INSTRUCTION ::
Quote the entries word for word. Omit the pictures.

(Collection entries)
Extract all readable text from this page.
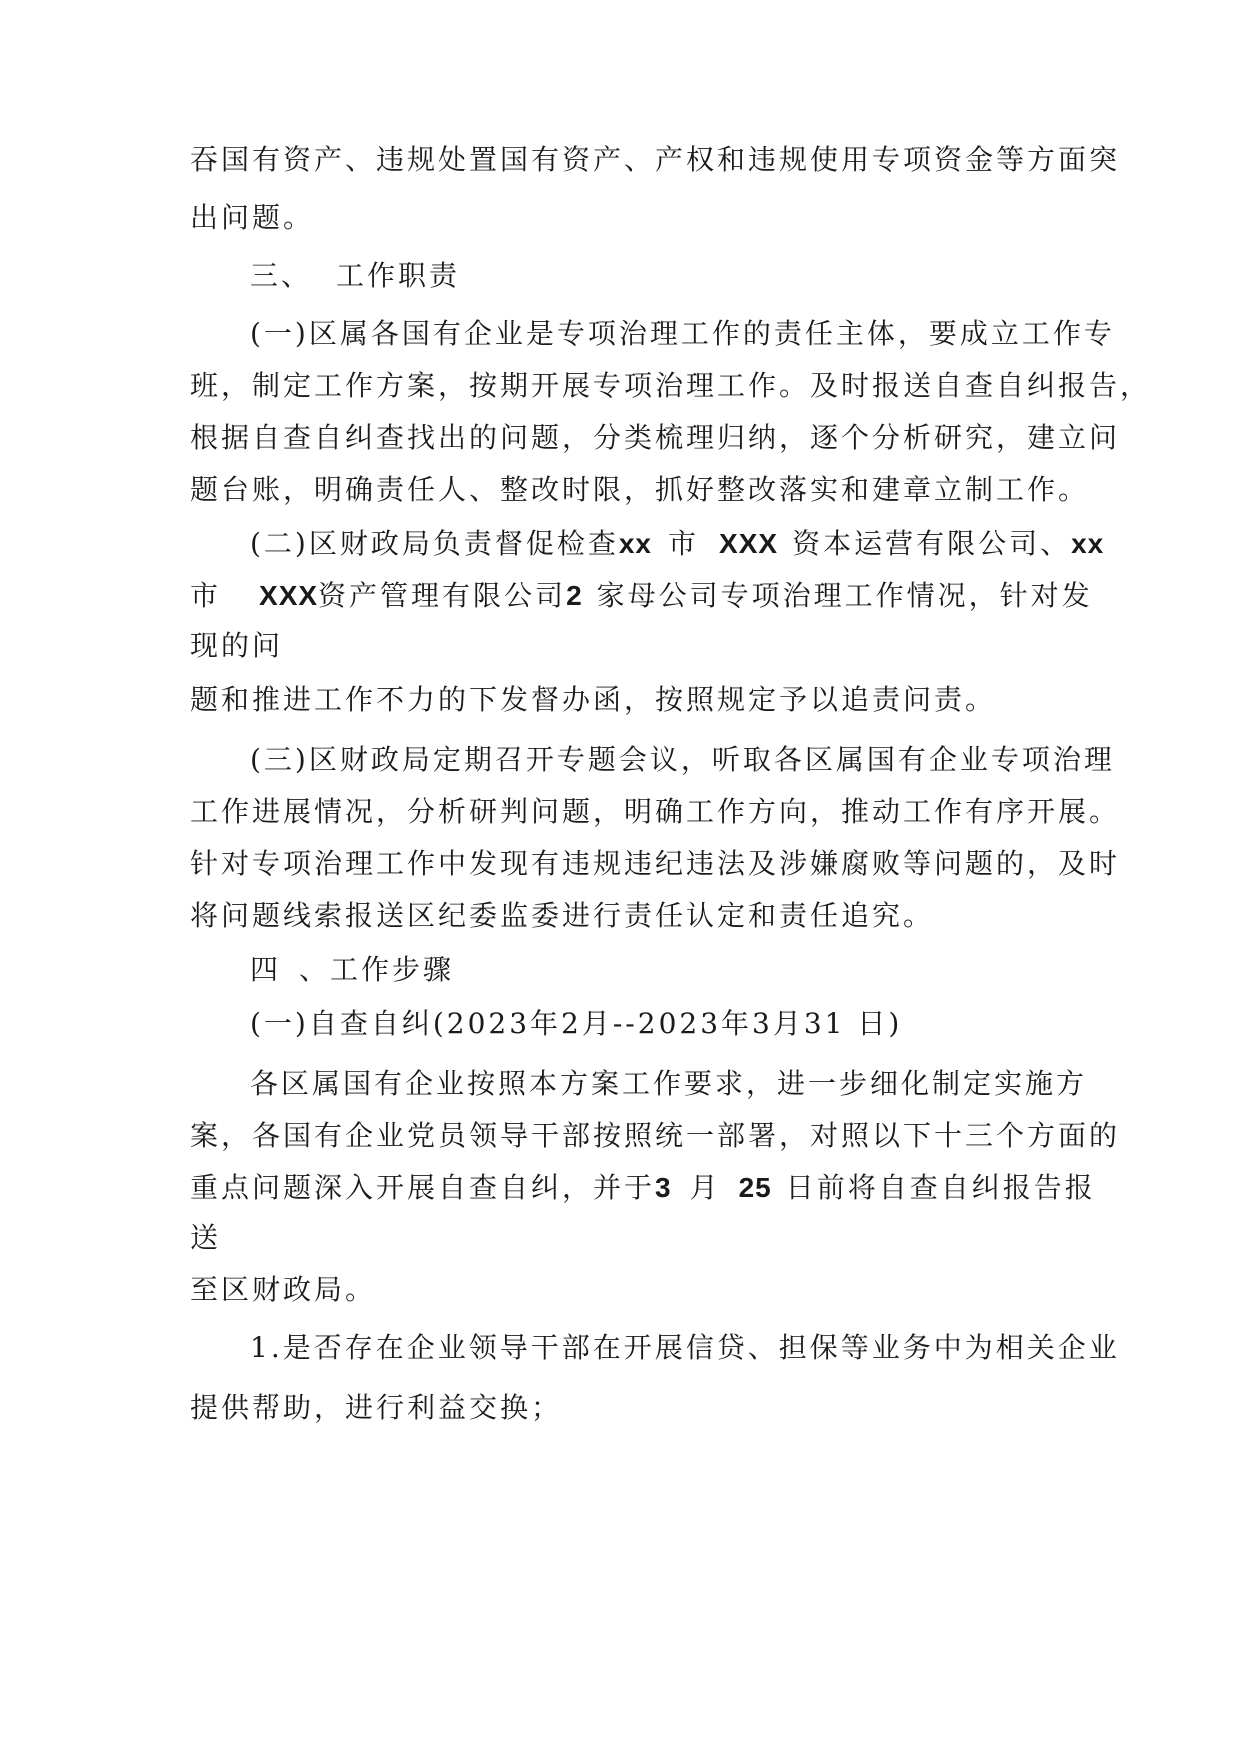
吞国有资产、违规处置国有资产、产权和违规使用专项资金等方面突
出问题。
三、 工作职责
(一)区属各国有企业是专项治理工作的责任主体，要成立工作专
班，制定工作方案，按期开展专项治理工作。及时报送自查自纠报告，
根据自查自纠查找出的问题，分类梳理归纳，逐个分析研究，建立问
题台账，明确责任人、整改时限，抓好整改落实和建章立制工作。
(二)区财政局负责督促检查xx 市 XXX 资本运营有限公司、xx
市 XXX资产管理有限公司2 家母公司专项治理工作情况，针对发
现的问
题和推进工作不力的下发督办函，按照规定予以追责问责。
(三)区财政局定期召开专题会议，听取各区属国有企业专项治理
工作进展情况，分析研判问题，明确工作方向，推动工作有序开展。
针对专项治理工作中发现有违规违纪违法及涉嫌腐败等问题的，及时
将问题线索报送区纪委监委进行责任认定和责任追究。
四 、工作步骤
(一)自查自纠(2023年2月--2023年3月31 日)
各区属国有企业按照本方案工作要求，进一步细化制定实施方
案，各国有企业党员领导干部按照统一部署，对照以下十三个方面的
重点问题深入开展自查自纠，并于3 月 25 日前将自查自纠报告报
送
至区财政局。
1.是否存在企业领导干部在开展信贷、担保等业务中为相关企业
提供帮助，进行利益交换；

EXERCISE ANSWER ::
Extract all readable text from this page.
吞国有资产、违规处置国有资产、产权和违规使用专项资金等方面突
出问题。
三、 工作职责
(一)区属各国有企业是专项治理工作的责任主体，要成立工作专
班，制定工作方案，按期开展专项治理工作。及时报送自查自纠报告，
根据自查自纠查找出的问题，分类梳理归纳，逐个分析研究，建立问
题台账，明确责任人、整改时限，抓好整改落实和建章立制工作。
(二)区财政局负责督促检查xx 市 XXX 资本运营有限公司、xx
市 XXX资产管理有限公司2 家母公司专项治理工作情况，针对发
现的问
题和推进工作不力的下发督办函，按照规定予以追责问责。
(三)区财政局定期召开专题会议，听取各区属国有企业专项治理
工作进展情况，分析研判问题，明确工作方向，推动工作有序开展。
针对专项治理工作中发现有违规违纪违法及涉嫌腐败等问题的，及时
将问题线索报送区纪委监委进行责任认定和责任追究。
四 、工作步骤
(一)自查自纠(2023年2月--2023年3月31 日)
各区属国有企业按照本方案工作要求，进一步细化制定实施方
案，各国有企业党员领导干部按照统一部署，对照以下十三个方面的
重点问题深入开展自查自纠，并于3 月 25 日前将自查自纠报告报
送
至区财政局。
1.是否存在企业领导干部在开展信贷、担保等业务中为相关企业
提供帮助，进行利益交换；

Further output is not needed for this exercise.